begin MATERIAL
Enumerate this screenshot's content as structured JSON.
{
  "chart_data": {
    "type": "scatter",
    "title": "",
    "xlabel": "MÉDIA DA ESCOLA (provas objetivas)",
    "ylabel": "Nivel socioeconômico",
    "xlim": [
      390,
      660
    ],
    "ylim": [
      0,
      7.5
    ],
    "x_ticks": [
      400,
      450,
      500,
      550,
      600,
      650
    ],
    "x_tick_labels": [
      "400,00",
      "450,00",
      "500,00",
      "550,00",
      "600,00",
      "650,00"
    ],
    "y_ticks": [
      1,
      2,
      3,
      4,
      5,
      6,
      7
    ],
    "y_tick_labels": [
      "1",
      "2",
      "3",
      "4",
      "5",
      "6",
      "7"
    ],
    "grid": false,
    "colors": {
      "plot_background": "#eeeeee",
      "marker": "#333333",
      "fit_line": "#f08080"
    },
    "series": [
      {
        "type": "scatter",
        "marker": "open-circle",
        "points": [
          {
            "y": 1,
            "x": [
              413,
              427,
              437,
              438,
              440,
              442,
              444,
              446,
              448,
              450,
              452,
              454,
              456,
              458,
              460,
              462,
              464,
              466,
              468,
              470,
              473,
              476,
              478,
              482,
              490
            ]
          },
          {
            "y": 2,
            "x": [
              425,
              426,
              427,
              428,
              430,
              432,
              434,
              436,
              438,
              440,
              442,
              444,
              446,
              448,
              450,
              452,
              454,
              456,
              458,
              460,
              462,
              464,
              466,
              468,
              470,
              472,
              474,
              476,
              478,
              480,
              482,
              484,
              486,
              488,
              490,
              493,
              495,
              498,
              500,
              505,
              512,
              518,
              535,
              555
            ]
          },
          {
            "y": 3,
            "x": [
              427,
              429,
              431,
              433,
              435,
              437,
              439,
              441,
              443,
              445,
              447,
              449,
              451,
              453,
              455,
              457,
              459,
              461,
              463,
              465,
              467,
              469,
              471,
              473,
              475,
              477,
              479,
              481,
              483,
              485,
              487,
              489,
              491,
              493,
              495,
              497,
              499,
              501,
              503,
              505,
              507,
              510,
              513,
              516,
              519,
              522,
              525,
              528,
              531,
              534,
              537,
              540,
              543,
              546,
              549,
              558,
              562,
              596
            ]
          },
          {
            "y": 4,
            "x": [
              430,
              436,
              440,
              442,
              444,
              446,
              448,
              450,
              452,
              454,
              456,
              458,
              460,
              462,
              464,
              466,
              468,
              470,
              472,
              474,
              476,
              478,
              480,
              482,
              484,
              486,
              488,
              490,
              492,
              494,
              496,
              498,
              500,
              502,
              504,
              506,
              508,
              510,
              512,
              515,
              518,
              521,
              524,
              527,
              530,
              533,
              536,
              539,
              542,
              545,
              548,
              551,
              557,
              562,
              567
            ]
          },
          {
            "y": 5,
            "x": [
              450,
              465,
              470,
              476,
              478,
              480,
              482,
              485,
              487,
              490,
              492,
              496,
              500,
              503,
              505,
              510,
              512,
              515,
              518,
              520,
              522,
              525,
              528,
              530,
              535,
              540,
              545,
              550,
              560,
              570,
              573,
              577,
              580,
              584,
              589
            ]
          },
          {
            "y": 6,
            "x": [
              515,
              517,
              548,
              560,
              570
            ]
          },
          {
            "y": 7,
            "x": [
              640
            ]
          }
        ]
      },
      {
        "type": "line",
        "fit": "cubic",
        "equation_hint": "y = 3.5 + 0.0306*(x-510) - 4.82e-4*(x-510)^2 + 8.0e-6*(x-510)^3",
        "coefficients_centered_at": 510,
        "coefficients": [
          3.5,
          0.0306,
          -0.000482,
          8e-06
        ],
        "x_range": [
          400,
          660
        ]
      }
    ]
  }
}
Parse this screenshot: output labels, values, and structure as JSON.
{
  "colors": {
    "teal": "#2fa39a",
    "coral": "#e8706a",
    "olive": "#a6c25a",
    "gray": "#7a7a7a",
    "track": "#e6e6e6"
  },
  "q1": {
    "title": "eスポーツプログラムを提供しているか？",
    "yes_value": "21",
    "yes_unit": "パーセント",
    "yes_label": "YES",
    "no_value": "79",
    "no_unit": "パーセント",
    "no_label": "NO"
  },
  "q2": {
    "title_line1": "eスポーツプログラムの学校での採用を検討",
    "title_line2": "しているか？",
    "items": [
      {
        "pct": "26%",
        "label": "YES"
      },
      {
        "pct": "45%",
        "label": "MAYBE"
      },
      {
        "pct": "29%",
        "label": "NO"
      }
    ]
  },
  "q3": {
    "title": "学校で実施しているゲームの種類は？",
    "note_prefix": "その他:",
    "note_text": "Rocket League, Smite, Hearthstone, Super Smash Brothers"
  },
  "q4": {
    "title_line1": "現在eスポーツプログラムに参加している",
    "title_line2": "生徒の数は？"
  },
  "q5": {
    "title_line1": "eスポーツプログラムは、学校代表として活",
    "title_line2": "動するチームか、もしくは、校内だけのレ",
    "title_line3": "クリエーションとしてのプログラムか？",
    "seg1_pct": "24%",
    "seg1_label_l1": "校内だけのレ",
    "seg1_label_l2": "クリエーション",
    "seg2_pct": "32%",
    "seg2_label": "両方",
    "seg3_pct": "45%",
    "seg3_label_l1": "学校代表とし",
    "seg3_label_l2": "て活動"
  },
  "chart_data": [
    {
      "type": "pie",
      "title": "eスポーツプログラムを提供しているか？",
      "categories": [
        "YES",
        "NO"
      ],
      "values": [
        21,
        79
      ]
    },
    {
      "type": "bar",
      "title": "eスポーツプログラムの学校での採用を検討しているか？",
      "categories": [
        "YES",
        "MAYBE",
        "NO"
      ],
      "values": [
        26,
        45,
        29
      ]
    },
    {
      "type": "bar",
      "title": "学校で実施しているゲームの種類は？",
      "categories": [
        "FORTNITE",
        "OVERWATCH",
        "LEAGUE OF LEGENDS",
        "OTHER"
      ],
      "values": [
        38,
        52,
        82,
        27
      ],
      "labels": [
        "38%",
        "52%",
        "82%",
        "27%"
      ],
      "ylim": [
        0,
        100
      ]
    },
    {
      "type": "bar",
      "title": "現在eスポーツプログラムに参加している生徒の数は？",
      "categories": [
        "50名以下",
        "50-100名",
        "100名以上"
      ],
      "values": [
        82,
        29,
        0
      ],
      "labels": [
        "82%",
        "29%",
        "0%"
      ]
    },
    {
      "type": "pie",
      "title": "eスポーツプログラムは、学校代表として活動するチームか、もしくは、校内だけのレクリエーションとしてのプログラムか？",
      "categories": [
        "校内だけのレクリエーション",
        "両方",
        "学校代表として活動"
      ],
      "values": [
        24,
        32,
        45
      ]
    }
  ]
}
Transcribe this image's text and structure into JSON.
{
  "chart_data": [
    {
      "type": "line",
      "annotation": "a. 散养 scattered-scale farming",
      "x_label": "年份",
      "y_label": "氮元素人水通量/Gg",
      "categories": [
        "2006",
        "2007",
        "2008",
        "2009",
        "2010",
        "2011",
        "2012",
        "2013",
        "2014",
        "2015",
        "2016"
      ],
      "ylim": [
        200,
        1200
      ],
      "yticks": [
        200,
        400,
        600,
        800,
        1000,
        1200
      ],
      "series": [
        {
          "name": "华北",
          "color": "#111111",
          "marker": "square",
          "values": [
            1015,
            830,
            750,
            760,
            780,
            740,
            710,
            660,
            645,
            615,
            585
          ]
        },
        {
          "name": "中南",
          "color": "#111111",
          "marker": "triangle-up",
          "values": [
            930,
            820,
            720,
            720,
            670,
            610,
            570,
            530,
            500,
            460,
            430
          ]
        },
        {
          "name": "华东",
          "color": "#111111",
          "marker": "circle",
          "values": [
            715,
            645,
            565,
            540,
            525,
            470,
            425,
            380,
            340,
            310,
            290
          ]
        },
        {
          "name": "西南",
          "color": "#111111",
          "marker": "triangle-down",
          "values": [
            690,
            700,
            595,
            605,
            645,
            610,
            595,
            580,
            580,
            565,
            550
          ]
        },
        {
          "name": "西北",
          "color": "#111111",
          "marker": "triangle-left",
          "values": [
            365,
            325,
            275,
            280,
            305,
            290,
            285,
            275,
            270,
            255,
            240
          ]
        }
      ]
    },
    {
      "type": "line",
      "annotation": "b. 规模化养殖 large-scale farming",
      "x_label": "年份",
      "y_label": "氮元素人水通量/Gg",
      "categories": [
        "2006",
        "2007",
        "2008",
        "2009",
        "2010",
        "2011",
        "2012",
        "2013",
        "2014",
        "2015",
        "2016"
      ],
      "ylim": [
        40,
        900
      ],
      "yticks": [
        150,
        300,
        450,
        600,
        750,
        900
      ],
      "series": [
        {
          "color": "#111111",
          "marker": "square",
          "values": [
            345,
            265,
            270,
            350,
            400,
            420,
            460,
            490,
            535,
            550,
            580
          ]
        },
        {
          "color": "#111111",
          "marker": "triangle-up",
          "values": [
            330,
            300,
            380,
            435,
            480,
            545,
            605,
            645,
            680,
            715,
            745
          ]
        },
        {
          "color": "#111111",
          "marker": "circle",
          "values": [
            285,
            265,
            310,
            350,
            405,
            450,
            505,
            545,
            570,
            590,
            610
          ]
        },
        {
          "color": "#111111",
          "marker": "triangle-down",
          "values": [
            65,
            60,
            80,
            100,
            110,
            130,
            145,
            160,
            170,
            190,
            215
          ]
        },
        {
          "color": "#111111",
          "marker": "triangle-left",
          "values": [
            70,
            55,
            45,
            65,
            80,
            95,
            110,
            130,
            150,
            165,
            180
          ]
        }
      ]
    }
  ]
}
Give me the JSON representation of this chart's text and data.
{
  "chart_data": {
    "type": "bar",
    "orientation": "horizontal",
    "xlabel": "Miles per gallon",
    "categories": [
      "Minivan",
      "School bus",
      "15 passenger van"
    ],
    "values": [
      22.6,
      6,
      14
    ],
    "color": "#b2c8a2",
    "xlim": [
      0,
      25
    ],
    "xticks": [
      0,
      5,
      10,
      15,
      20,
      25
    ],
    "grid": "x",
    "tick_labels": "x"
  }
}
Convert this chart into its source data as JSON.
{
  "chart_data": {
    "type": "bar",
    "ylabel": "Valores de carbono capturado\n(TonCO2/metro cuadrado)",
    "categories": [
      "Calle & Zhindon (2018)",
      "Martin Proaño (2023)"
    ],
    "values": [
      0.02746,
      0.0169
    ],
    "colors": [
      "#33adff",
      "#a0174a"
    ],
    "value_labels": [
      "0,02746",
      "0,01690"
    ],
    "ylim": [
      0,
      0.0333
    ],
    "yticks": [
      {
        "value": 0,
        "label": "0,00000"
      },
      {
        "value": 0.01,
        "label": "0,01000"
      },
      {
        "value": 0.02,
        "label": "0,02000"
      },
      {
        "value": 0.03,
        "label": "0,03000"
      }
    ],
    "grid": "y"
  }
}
end MATERIAL
*WORK TO COMPLETE:* Count how many lines of the material hold the string "JSON". Give the number and nothing more.

*RIGHT ANSWER:* 5